→ Work to do
Without the images, write out the whole listing exactly.

[Stored entries]
__________________________________________________

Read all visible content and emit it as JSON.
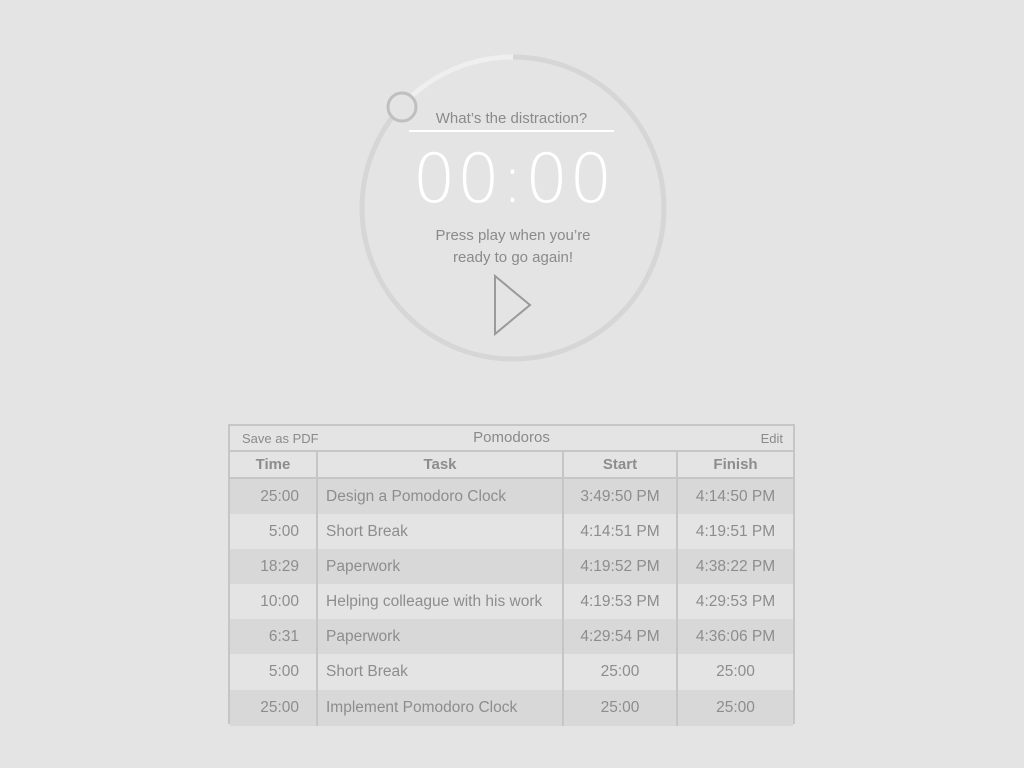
{
  "timer": {
    "distraction_placeholder": "What’s the distraction?",
    "time": "00:00",
    "message_line1": "Press play when you’re",
    "message_line2": "ready to go again!",
    "progress": 0.02,
    "play_icon": "play-icon",
    "colors": {
      "ring": "#d6d6d6",
      "ring_progress": "#f2f2f2",
      "clock_text": "#ffffff"
    }
  },
  "table": {
    "save_label": "Save as PDF",
    "title": "Pomodoros",
    "edit_label": "Edit",
    "columns": [
      "Time",
      "Task",
      "Start",
      "Finish"
    ],
    "rows": [
      {
        "time": "25:00",
        "task": "Design a Pomodoro Clock",
        "start": "3:49:50 PM",
        "finish": "4:14:50 PM"
      },
      {
        "time": "5:00",
        "task": "Short Break",
        "start": "4:14:51 PM",
        "finish": "4:19:51 PM"
      },
      {
        "time": "18:29",
        "task": "Paperwork",
        "start": "4:19:52 PM",
        "finish": "4:38:22 PM"
      },
      {
        "time": "10:00",
        "task": "Helping colleague with his work",
        "start": "4:19:53 PM",
        "finish": "4:29:53 PM"
      },
      {
        "time": "6:31",
        "task": "Paperwork",
        "start": "4:29:54 PM",
        "finish": "4:36:06 PM"
      },
      {
        "time": "5:00",
        "task": "Short Break",
        "start": "25:00",
        "finish": "25:00"
      },
      {
        "time": "25:00",
        "task": "Implement Pomodoro Clock",
        "start": "25:00",
        "finish": "25:00"
      }
    ]
  }
}
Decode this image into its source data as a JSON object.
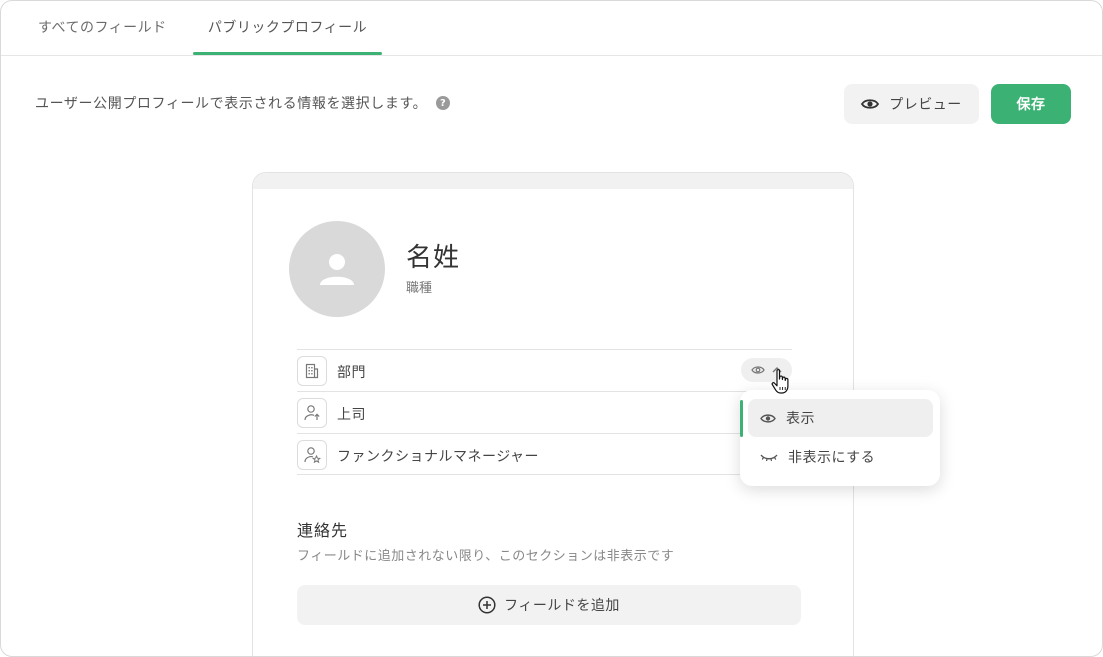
{
  "tabs": [
    {
      "label": "すべてのフィールド"
    },
    {
      "label": "パブリックプロフィール"
    }
  ],
  "header": {
    "description": "ユーザー公開プロフィールで表示される情報を選択します。",
    "help_icon": "question-circle-icon",
    "preview_label": "プレビュー",
    "save_label": "保存"
  },
  "profile": {
    "name": "名姓",
    "job_title": "職種",
    "fields": [
      {
        "label": "部門",
        "icon": "building-icon"
      },
      {
        "label": "上司",
        "icon": "user-up-icon"
      },
      {
        "label": "ファンクショナルマネージャー",
        "icon": "user-star-icon"
      }
    ]
  },
  "contacts": {
    "title": "連絡先",
    "subtitle": "フィールドに追加されない限り、このセクションは非表示です",
    "add_label": "フィールドを追加"
  },
  "visibility_menu": {
    "options": [
      {
        "label": "表示",
        "icon": "eye-icon",
        "selected": true
      },
      {
        "label": "非表示にする",
        "icon": "eye-closed-icon",
        "selected": false
      }
    ]
  },
  "colors": {
    "accent": "#3bb273",
    "muted_bg": "#f2f2f2",
    "avatar_bg": "#d9d9d9"
  }
}
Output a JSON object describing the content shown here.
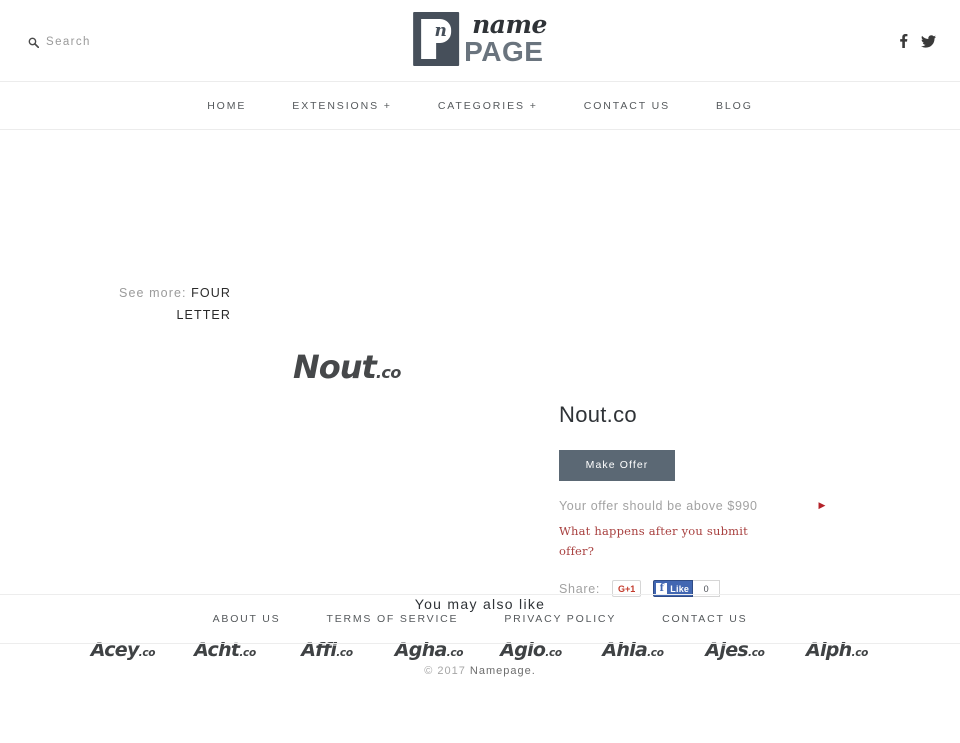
{
  "header": {
    "search": {
      "label": "Search",
      "icon": "search-icon"
    },
    "logo": {
      "mark_letter": "n",
      "name": "name",
      "page": "PAGE"
    },
    "social": [
      {
        "name": "facebook-icon",
        "label": "f"
      },
      {
        "name": "twitter-icon",
        "label": "t"
      }
    ]
  },
  "nav": {
    "items": [
      {
        "label": "HOME"
      },
      {
        "label": "EXTENSIONS +"
      },
      {
        "label": "CATEGORIES +"
      },
      {
        "label": "CONTACT US"
      },
      {
        "label": "BLOG"
      }
    ]
  },
  "seemore": {
    "label": "See more:",
    "link": "FOUR LETTER"
  },
  "main": {
    "domain_art_name": "Nout",
    "domain_art_tld": ".co",
    "domain_title": "Nout.co",
    "make_offer_label": "Make Offer",
    "offer_note": "Your offer should be above $990",
    "offer_arrow": "▶",
    "offer_faq": "What happens after you submit offer?",
    "share_label": "Share:",
    "gplus_label": "G+1",
    "fb_f": "f",
    "fb_like_label": "Like",
    "fb_count": "0"
  },
  "alsolike": {
    "title": "You may also like",
    "items": [
      {
        "name": "Acey",
        "tld": ".co"
      },
      {
        "name": "Acht",
        "tld": ".co"
      },
      {
        "name": "Affi",
        "tld": ".co"
      },
      {
        "name": "Agha",
        "tld": ".co"
      },
      {
        "name": "Agio",
        "tld": ".co"
      },
      {
        "name": "Ahla",
        "tld": ".co"
      },
      {
        "name": "Ajes",
        "tld": ".co"
      },
      {
        "name": "Alph",
        "tld": ".co"
      }
    ]
  },
  "footer": {
    "links": [
      {
        "label": "ABOUT US"
      },
      {
        "label": "TERMS OF SERVICE"
      },
      {
        "label": "PRIVACY POLICY"
      },
      {
        "label": "CONTACT US"
      }
    ],
    "copyright_prefix": "© 2017 ",
    "copyright_brand": "Namepage."
  },
  "colors": {
    "accent_button": "#5b6874",
    "logo_mark": "#464f5a",
    "logo_page": "#6a747e",
    "link_red": "#a8403f",
    "arrow_red": "#b4232a",
    "facebook_blue": "#4267b2",
    "gplus_red": "#c33a2b",
    "text_dark": "#2f3337",
    "text_muted": "#a2a2a2",
    "rule": "#ececec"
  }
}
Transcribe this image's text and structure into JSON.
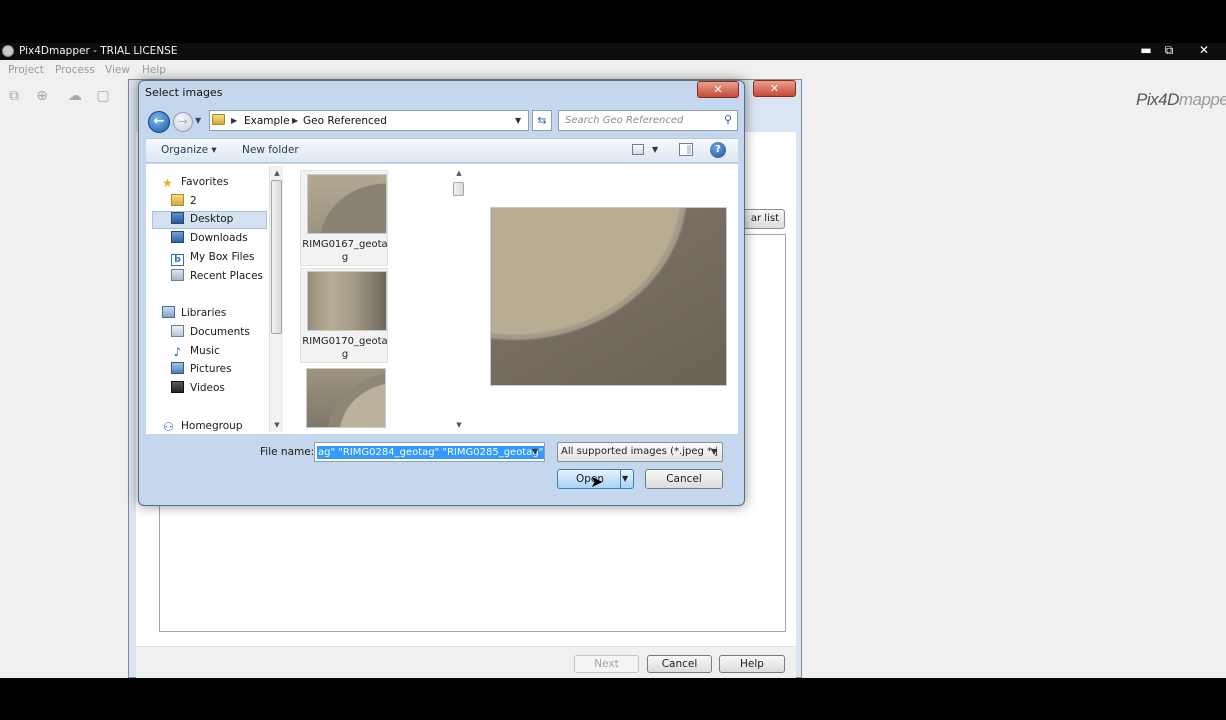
{
  "app": {
    "title": "Pix4Dmapper - TRIAL LICENSE",
    "menu": [
      "Project",
      "Process",
      "View",
      "Help"
    ],
    "logo_text": "Pix4D",
    "logo_tail": "mapper",
    "window_controls": {
      "minimize": "▬",
      "restore": "⧉",
      "close": "✕"
    }
  },
  "wizard": {
    "clear_list_label": "ar list",
    "buttons": {
      "next": "Next",
      "cancel": "Cancel",
      "help": "Help"
    },
    "close_glyph": "✕"
  },
  "dialog": {
    "title": "Select images",
    "close_glyph": "✕",
    "breadcrumb": [
      "Example",
      "Geo Referenced"
    ],
    "search_placeholder": "Search Geo Referenced",
    "toolbar": {
      "organize": "Organize ▾",
      "new_folder": "New folder"
    },
    "nav": {
      "favorites_label": "Favorites",
      "favorites": [
        "2",
        "Desktop",
        "Downloads",
        "My Box Files",
        "Recent Places"
      ],
      "libraries_label": "Libraries",
      "libraries": [
        "Documents",
        "Music",
        "Pictures",
        "Videos"
      ],
      "homegroup_label": "Homegroup",
      "selected": "Desktop"
    },
    "files": [
      {
        "name": "RIMG0167_geotag",
        "selected": true
      },
      {
        "name": "RIMG0170_geotag",
        "selected": true
      },
      {
        "name": "",
        "selected": false
      }
    ],
    "file_name_label": "File name:",
    "file_name_value": "ag\" \"RIMG0284_geotag\" \"RIMG0285_geotag\"",
    "file_type": "All supported images (*.jpeg *.j",
    "open_label": "Open",
    "cancel_label": "Cancel",
    "icons": {
      "back": "back-arrow-icon",
      "forward": "forward-arrow-icon",
      "refresh": "refresh-icon",
      "search": "search-icon",
      "help": "help-icon"
    }
  },
  "colors": {
    "dialog_frame": "#c4d7ec",
    "selection": "#3399ff",
    "close_red": "#c54a34"
  }
}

__________________________________________________

→ Answer below
Read all visible content and emit it as JSON.
{
  "timer": {
    "distraction_placeholder": "What’s the distraction?",
    "time": "00:00",
    "message_line1": "Press play when you’re",
    "message_line2": "ready to go again!",
    "progress": 0.02,
    "play_icon": "play-icon",
    "colors": {
      "ring": "#d6d6d6",
      "ring_progress": "#f2f2f2",
      "clock_text": "#ffffff"
    }
  },
  "table": {
    "save_label": "Save as PDF",
    "title": "Pomodoros",
    "edit_label": "Edit",
    "columns": [
      "Time",
      "Task",
      "Start",
      "Finish"
    ],
    "rows": [
      {
        "time": "25:00",
        "task": "Design a Pomodoro Clock",
        "start": "3:49:50 PM",
        "finish": "4:14:50 PM"
      },
      {
        "time": "5:00",
        "task": "Short Break",
        "start": "4:14:51 PM",
        "finish": "4:19:51 PM"
      },
      {
        "time": "18:29",
        "task": "Paperwork",
        "start": "4:19:52 PM",
        "finish": "4:38:22 PM"
      },
      {
        "time": "10:00",
        "task": "Helping colleague with his work",
        "start": "4:19:53 PM",
        "finish": "4:29:53 PM"
      },
      {
        "time": "6:31",
        "task": "Paperwork",
        "start": "4:29:54 PM",
        "finish": "4:36:06 PM"
      },
      {
        "time": "5:00",
        "task": "Short Break",
        "start": "25:00",
        "finish": "25:00"
      },
      {
        "time": "25:00",
        "task": "Implement Pomodoro Clock",
        "start": "25:00",
        "finish": "25:00"
      }
    ]
  }
}
Decode this image into its source data as a JSON object.
{
  "tabs": [
    {
      "label": "すべてのフィールド"
    },
    {
      "label": "パブリックプロフィール"
    }
  ],
  "header": {
    "description": "ユーザー公開プロフィールで表示される情報を選択します。",
    "help_icon": "question-circle-icon",
    "preview_label": "プレビュー",
    "save_label": "保存"
  },
  "profile": {
    "name": "名姓",
    "job_title": "職種",
    "fields": [
      {
        "label": "部門",
        "icon": "building-icon"
      },
      {
        "label": "上司",
        "icon": "user-up-icon"
      },
      {
        "label": "ファンクショナルマネージャー",
        "icon": "user-star-icon"
      }
    ]
  },
  "contacts": {
    "title": "連絡先",
    "subtitle": "フィールドに追加されない限り、このセクションは非表示です",
    "add_label": "フィールドを追加"
  },
  "visibility_menu": {
    "options": [
      {
        "label": "表示",
        "icon": "eye-icon",
        "selected": true
      },
      {
        "label": "非表示にする",
        "icon": "eye-closed-icon",
        "selected": false
      }
    ]
  },
  "colors": {
    "accent": "#3bb273",
    "muted_bg": "#f2f2f2",
    "avatar_bg": "#d9d9d9"
  }
}
Output a JSON object describing the content shown here.
{
  "header": {
    "search": {
      "label": "Search",
      "icon": "search-icon"
    },
    "logo": {
      "mark_letter": "n",
      "name": "name",
      "page": "PAGE"
    },
    "social": [
      {
        "name": "facebook-icon",
        "label": "f"
      },
      {
        "name": "twitter-icon",
        "label": "t"
      }
    ]
  },
  "nav": {
    "items": [
      {
        "label": "HOME"
      },
      {
        "label": "EXTENSIONS +"
      },
      {
        "label": "CATEGORIES +"
      },
      {
        "label": "CONTACT US"
      },
      {
        "label": "BLOG"
      }
    ]
  },
  "seemore": {
    "label": "See more:",
    "link": "FOUR LETTER"
  },
  "main": {
    "domain_art_name": "Nout",
    "domain_art_tld": ".co",
    "domain_title": "Nout.co",
    "make_offer_label": "Make Offer",
    "offer_note": "Your offer should be above $990",
    "offer_arrow": "▶",
    "offer_faq": "What happens after you submit offer?",
    "share_label": "Share:",
    "gplus_label": "G+1",
    "fb_f": "f",
    "fb_like_label": "Like",
    "fb_count": "0"
  },
  "alsolike": {
    "title": "You may also like",
    "items": [
      {
        "name": "Acey",
        "tld": ".co"
      },
      {
        "name": "Acht",
        "tld": ".co"
      },
      {
        "name": "Affi",
        "tld": ".co"
      },
      {
        "name": "Agha",
        "tld": ".co"
      },
      {
        "name": "Agio",
        "tld": ".co"
      },
      {
        "name": "Ahla",
        "tld": ".co"
      },
      {
        "name": "Ajes",
        "tld": ".co"
      },
      {
        "name": "Alph",
        "tld": ".co"
      }
    ]
  },
  "footer": {
    "links": [
      {
        "label": "ABOUT US"
      },
      {
        "label": "TERMS OF SERVICE"
      },
      {
        "label": "PRIVACY POLICY"
      },
      {
        "label": "CONTACT US"
      }
    ],
    "copyright_prefix": "© 2017 ",
    "copyright_brand": "Namepage."
  },
  "colors": {
    "accent_button": "#5b6874",
    "logo_mark": "#464f5a",
    "logo_page": "#6a747e",
    "link_red": "#a8403f",
    "arrow_red": "#b4232a",
    "facebook_blue": "#4267b2",
    "gplus_red": "#c33a2b",
    "text_dark": "#2f3337",
    "text_muted": "#a2a2a2",
    "rule": "#ececec"
  }
}
Transcribe this image's text and structure into JSON.
{
  "app": {
    "title": "Pix4Dmapper - TRIAL LICENSE",
    "menu": [
      "Project",
      "Process",
      "View",
      "Help"
    ],
    "logo_text": "Pix4D",
    "logo_tail": "mapper",
    "window_controls": {
      "minimize": "▬",
      "restore": "⧉",
      "close": "✕"
    }
  },
  "wizard": {
    "clear_list_label": "ar list",
    "buttons": {
      "next": "Next",
      "cancel": "Cancel",
      "help": "Help"
    },
    "close_glyph": "✕"
  },
  "dialog": {
    "title": "Select images",
    "close_glyph": "✕",
    "breadcrumb": [
      "Example",
      "Geo Referenced"
    ],
    "search_placeholder": "Search Geo Referenced",
    "toolbar": {
      "organize": "Organize ▾",
      "new_folder": "New folder"
    },
    "nav": {
      "favorites_label": "Favorites",
      "favorites": [
        "2",
        "Desktop",
        "Downloads",
        "My Box Files",
        "Recent Places"
      ],
      "libraries_label": "Libraries",
      "libraries": [
        "Documents",
        "Music",
        "Pictures",
        "Videos"
      ],
      "homegroup_label": "Homegroup",
      "selected": "Desktop"
    },
    "files": [
      {
        "name": "RIMG0167_geotag",
        "selected": true
      },
      {
        "name": "RIMG0170_geotag",
        "selected": true
      },
      {
        "name": "",
        "selected": false
      }
    ],
    "file_name_label": "File name:",
    "file_name_value": "ag\" \"RIMG0284_geotag\" \"RIMG0285_geotag\"",
    "file_type": "All supported images (*.jpeg *.j",
    "open_label": "Open",
    "cancel_label": "Cancel",
    "icons": {
      "back": "back-arrow-icon",
      "forward": "forward-arrow-icon",
      "refresh": "refresh-icon",
      "search": "search-icon",
      "help": "help-icon"
    }
  },
  "colors": {
    "dialog_frame": "#c4d7ec",
    "selection": "#3399ff",
    "close_red": "#c54a34"
  }
}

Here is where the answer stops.